Items from a figure collection
++++++
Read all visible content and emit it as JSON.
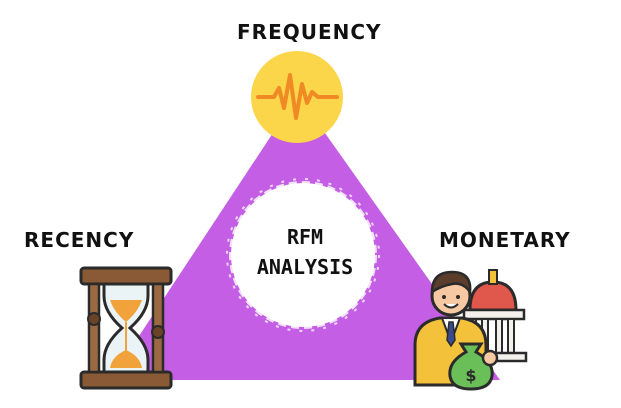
{
  "diagram": {
    "labels": {
      "frequency": "FREQUENCY",
      "recency": "RECENCY",
      "monetary": "MONETARY"
    },
    "center": {
      "line1": "RFM",
      "line2": "ANALYSIS"
    }
  },
  "colors": {
    "triangle": "#c35ee5",
    "center_circle": "#ffffff",
    "frequency_circle": "#fbd64a",
    "pulse_line": "#f08a24",
    "money_bag": "#6bbf59",
    "suit": "#f4c23a"
  },
  "icons": {
    "frequency": "heartbeat-pulse-icon",
    "recency": "hourglass-icon",
    "monetary": "businessman-money-bank-icon"
  }
}
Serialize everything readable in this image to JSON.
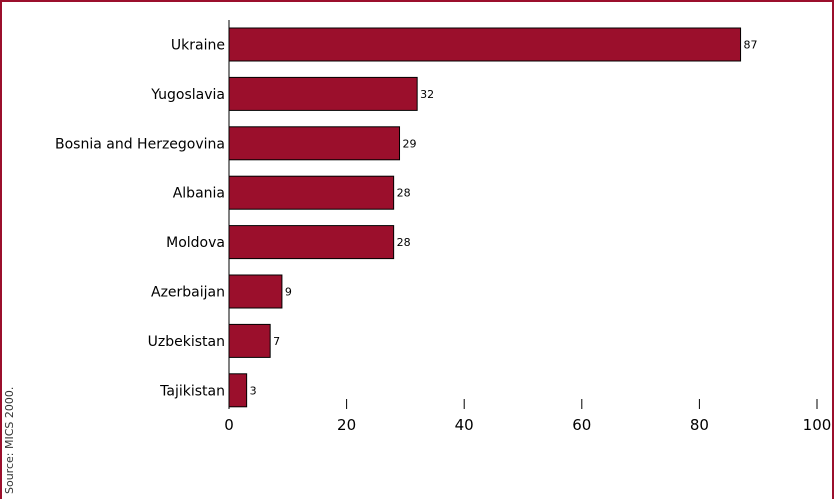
++++++
Requirement
Omit the pictures, then output the rest of the listing exactly.

Task result
Read all visible content and emit it as JSON.
{
  "diagram": {
    "labels": {
      "frequency": "FREQUENCY",
      "recency": "RECENCY",
      "monetary": "MONETARY"
    },
    "center": {
      "line1": "RFM",
      "line2": "ANALYSIS"
    }
  },
  "colors": {
    "triangle": "#c35ee5",
    "center_circle": "#ffffff",
    "frequency_circle": "#fbd64a",
    "pulse_line": "#f08a24",
    "money_bag": "#6bbf59",
    "suit": "#f4c23a"
  },
  "icons": {
    "frequency": "heartbeat-pulse-icon",
    "recency": "hourglass-icon",
    "monetary": "businessman-money-bank-icon"
  }
}
Serialize everything readable in this image to JSON.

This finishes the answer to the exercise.